» **Opis zadania**: Przepisz poniższe wiersze jako listę JSON złożoną z napisów, po jednym napisie na każdy wiersz, z pominięciem pustych wierszy.

» **Zapisane wiersze**:
_ _ _ _ _

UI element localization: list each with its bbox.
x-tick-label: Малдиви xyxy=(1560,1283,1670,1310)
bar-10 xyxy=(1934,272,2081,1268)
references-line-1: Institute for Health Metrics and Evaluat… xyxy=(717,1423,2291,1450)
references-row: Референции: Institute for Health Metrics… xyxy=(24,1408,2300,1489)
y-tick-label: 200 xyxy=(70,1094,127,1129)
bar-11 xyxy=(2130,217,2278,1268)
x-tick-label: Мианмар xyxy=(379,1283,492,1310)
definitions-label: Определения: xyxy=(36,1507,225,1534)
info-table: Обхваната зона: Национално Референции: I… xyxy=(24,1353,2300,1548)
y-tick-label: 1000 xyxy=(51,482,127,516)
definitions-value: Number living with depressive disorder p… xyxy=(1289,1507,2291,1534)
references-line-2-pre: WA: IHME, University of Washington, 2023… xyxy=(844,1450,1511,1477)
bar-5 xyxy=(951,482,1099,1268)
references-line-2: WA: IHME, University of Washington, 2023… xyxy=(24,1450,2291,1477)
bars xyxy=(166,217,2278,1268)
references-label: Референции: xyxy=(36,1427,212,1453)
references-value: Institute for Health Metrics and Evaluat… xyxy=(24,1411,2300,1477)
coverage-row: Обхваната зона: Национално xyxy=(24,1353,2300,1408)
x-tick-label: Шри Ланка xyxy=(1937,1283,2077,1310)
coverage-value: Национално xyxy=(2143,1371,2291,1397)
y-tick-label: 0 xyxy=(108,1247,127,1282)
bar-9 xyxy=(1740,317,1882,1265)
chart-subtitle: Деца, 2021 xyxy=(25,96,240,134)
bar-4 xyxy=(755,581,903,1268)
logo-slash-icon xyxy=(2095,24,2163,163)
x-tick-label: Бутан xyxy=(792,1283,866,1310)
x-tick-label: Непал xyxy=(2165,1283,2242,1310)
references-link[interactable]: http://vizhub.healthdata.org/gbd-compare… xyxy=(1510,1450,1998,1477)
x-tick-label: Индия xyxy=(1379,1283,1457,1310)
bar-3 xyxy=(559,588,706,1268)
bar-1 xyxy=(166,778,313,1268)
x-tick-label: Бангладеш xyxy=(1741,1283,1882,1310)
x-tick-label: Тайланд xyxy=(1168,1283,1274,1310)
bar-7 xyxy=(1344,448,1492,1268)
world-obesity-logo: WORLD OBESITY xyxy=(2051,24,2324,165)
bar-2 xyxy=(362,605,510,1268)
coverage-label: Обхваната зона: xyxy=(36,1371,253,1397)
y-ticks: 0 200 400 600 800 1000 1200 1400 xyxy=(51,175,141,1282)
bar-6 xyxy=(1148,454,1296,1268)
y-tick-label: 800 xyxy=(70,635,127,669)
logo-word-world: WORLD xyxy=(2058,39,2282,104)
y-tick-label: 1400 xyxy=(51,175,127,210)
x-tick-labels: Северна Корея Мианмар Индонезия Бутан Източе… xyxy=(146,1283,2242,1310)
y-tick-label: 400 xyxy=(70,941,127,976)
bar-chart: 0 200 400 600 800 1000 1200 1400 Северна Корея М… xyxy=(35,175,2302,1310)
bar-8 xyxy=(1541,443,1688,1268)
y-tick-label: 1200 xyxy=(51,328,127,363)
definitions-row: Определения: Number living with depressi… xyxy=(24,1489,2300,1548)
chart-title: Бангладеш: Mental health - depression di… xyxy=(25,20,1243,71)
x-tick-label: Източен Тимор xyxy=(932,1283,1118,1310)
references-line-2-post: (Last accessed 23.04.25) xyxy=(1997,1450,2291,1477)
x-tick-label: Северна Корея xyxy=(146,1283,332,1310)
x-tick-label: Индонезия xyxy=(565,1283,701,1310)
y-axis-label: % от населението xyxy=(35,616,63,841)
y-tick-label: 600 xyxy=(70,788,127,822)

_ _ _ _ _

» **Rozwiązanie ćwiczenia**:
[
  "UI element localization: list each with its bbox.",
  "x-tick-label: Малдиви xyxy=(1560,1283,1670,1310)",
  "bar-10 xyxy=(1934,272,2081,1268)",
  "references-line-1: Institute for Health Metrics and Evaluat… xyxy=(717,1423,2291,1450)",
  "references-row: Референции: Institute for Health Metrics… xyxy=(24,1408,2300,1489)",
  "y-tick-label: 200 xyxy=(70,1094,127,1129)",
  "bar-11 xyxy=(2130,217,2278,1268)",
  "x-tick-label: Мианмар xyxy=(379,1283,492,1310)",
  "definitions-label: Определения: xyxy=(36,1507,225,1534)",
  "info-table: Обхваната зона: Национално Референции: I… xyxy=(24,1353,2300,1548)",
  "y-tick-label: 1000 xyxy=(51,482,127,516)",
  "definitions-value: Number living with depressive disorder p… xyxy=(1289,1507,2291,1534)",
  "references-line-2-pre: WA: IHME, University of Washington, 2023… xyxy=(844,1450,1511,1477)",
  "bar-5 xyxy=(951,482,1099,1268)",
  "references-line-2: WA: IHME, University of Washington, 2023… xyxy=(24,1450,2291,1477)",
  "bars xyxy=(166,217,2278,1268)",
  "references-label: Референции: xyxy=(36,1427,212,1453)",
  "references-value: Institute for Health Metrics and Evaluat… xyxy=(24,1411,2300,1477)",
  "coverage-row: Обхваната зона: Национално xyxy=(24,1353,2300,1408)",
  "x-tick-label: Шри Ланка xyxy=(1937,1283,2077,1310)",
  "coverage-value: Национално xyxy=(2143,1371,2291,1397)",
  "y-tick-label: 0 xyxy=(108,1247,127,1282)",
  "bar-9 xyxy=(1740,317,1882,1265)",
  "chart-subtitle: Деца, 2021 xyxy=(25,96,240,134)",
  "bar-4 xyxy=(755,581,903,1268)",
  "logo-slash-icon xyxy=(2095,24,2163,163)",
  "x-tick-label: Бутан xyxy=(792,1283,866,1310)",
  "x-tick-label: Непал xyxy=(2165,1283,2242,1310)",
  "references-link[interactable]: http://vizhub.healthdata.org/gbd-compare… xyxy=(1510,1450,1998,1477)",
  "x-tick-label: Индия xyxy=(1379,1283,1457,1310)",
  "bar-3 xyxy=(559,588,706,1268)",
  "bar-1 xyxy=(166,778,313,1268)",
  "x-tick-label: Бангладеш xyxy=(1741,1283,1882,1310)",
  "x-tick-label: Тайланд xyxy=(1168,1283,1274,1310)",
  "bar-7 xyxy=(1344,448,1492,1268)",
  "world-obesity-logo: WORLD OBESITY xyxy=(2051,24,2324,165)",
  "bar-2 xyxy=(362,605,510,1268)",
  "coverage-label: Обхваната зона: xyxy=(36,1371,253,1397)",
  "y-ticks: 0 200 400 600 800 1000 1200 1400 xyxy=(51,175,141,1282)",
  "bar-6 xyxy=(1148,454,1296,1268)",
  "y-tick-label: 800 xyxy=(70,635,127,669)",
  "logo-word-world: WORLD xyxy=(2058,39,2282,104)",
  "y-tick-label: 1400 xyxy=(51,175,127,210)",
  "x-tick-labels: Северна Корея Мианмар Индонезия Бутан Източе… xyxy=(146,1283,2242,1310)",
  "y-tick-label: 400 xyxy=(70,941,127,976)",
  "bar-chart: 0 200 400 600 800 1000 1200 1400 Северна Корея М… xyxy=(35,175,2302,1310)",
  "bar-8 xyxy=(1541,443,1688,1268)",
  "y-tick-label: 1200 xyxy=(51,328,127,363)",
  "definitions-row: Определения: Number living with depressi… xyxy=(24,1489,2300,1548)",
  "chart-title: Бангладеш: Mental health - depression di… xyxy=(25,20,1243,71)",
  "x-tick-label: Източен Тимор xyxy=(932,1283,1118,1310)",
  "references-line-2-post: (Last accessed 23.04.25) xyxy=(1997,1450,2291,1477)",
  "x-tick-label: Северна Корея xyxy=(146,1283,332,1310)",
  "x-tick-label: Индонезия xyxy=(565,1283,701,1310)",
  "y-axis-label: % от населението xyxy=(35,616,63,841)",
  "y-tick-label: 600 xyxy=(70,788,127,822)"
]